[Data extracted from a collection]
|---|

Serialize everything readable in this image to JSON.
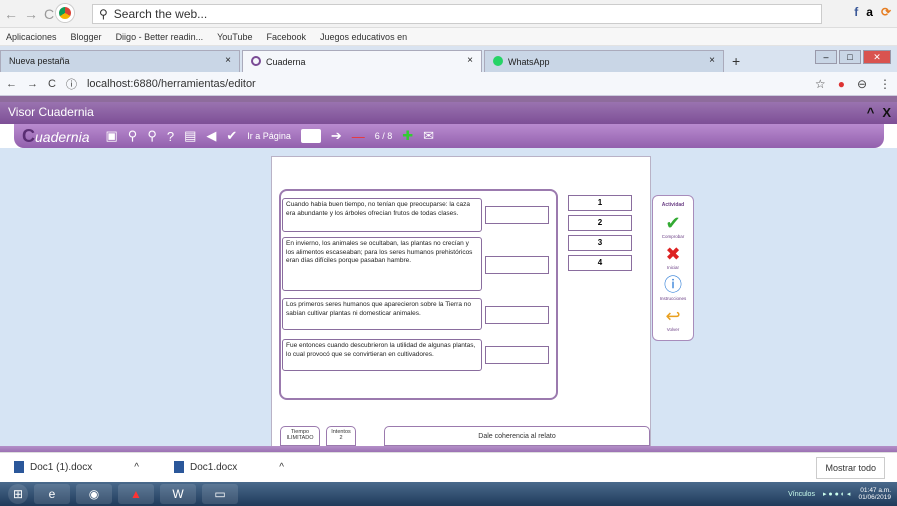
{
  "outer": {
    "search_placeholder": "Search the web...",
    "right_icons": [
      "f",
      "a",
      "⟳"
    ]
  },
  "bookmarks": [
    "Aplicaciones",
    "Blogger",
    "Diigo - Better readin...",
    "YouTube",
    "Facebook",
    "Juegos educativos en"
  ],
  "tabs": [
    {
      "label": "Nueva pestaña"
    },
    {
      "label": "Cuaderna"
    },
    {
      "label": "WhatsApp"
    }
  ],
  "address": {
    "url": "localhost:6880/herramientas/editor"
  },
  "app": {
    "title": "Visor Cuadernia",
    "brand": "uadernia",
    "goto_label": "Ir a Página",
    "page_counter": "6 / 8",
    "statements": [
      {
        "text": "Cuando había buen tiempo, no tenían que preocuparse: la caza era abundante y los árboles ofrecían frutos de todas clases."
      },
      {
        "text": "En invierno, los animales se ocultaban, las plantas no crecían y los alimentos escaseaban; para los seres humanos prehistóricos eran días difíciles porque pasaban hambre."
      },
      {
        "text": "Los primeros seres humanos que aparecieron sobre la Tierra no sabían cultivar plantas ni domesticar animales."
      },
      {
        "text": "Fue entonces cuando descubrieron la utilidad de algunas plantas, lo cual provocó que se convirtieran en cultivadores."
      }
    ],
    "numbers": [
      "1",
      "2",
      "3",
      "4"
    ],
    "sidebar": {
      "title": "Actividad",
      "check": "Comprobar",
      "reset": "Iniciar",
      "info": "Instrucciones",
      "back": "Volver"
    },
    "status": {
      "time_label": "Tiempo",
      "time_value": "ILIMITADO",
      "attempts_label": "Intentos",
      "attempts_value": "2",
      "instruction": "Dale coherencia al relato"
    }
  },
  "downloads": {
    "items": [
      "Doc1 (1).docx",
      "Doc1.docx"
    ],
    "show_all": "Mostrar todo"
  },
  "taskbar": {
    "tray_label": "Vínculos",
    "time": "01:47 a.m.",
    "date": "01/06/2019"
  }
}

|---|

REQUIREMENT
Nothing in the entries above should change when they are printed again, except that the pictures are dropped.

COMPLETE ANSWER
Serialize everything readable in this image to JSON.
{
  "outer": {
    "search_placeholder": "Search the web...",
    "right_icons": [
      "f",
      "a",
      "⟳"
    ]
  },
  "bookmarks": [
    "Aplicaciones",
    "Blogger",
    "Diigo - Better readin...",
    "YouTube",
    "Facebook",
    "Juegos educativos en"
  ],
  "tabs": [
    {
      "label": "Nueva pestaña"
    },
    {
      "label": "Cuaderna"
    },
    {
      "label": "WhatsApp"
    }
  ],
  "address": {
    "url": "localhost:6880/herramientas/editor"
  },
  "app": {
    "title": "Visor Cuadernia",
    "brand": "uadernia",
    "goto_label": "Ir a Página",
    "page_counter": "6 / 8",
    "statements": [
      {
        "text": "Cuando había buen tiempo, no tenían que preocuparse: la caza era abundante y los árboles ofrecían frutos de todas clases."
      },
      {
        "text": "En invierno, los animales se ocultaban, las plantas no crecían y los alimentos escaseaban; para los seres humanos prehistóricos eran días difíciles porque pasaban hambre."
      },
      {
        "text": "Los primeros seres humanos que aparecieron sobre la Tierra no sabían cultivar plantas ni domesticar animales."
      },
      {
        "text": "Fue entonces cuando descubrieron la utilidad de algunas plantas, lo cual provocó que se convirtieran en cultivadores."
      }
    ],
    "numbers": [
      "1",
      "2",
      "3",
      "4"
    ],
    "sidebar": {
      "title": "Actividad",
      "check": "Comprobar",
      "reset": "Iniciar",
      "info": "Instrucciones",
      "back": "Volver"
    },
    "status": {
      "time_label": "Tiempo",
      "time_value": "ILIMITADO",
      "attempts_label": "Intentos",
      "attempts_value": "2",
      "instruction": "Dale coherencia al relato"
    }
  },
  "downloads": {
    "items": [
      "Doc1 (1).docx",
      "Doc1.docx"
    ],
    "show_all": "Mostrar todo"
  },
  "taskbar": {
    "tray_label": "Vínculos",
    "time": "01:47 a.m.",
    "date": "01/06/2019"
  }
}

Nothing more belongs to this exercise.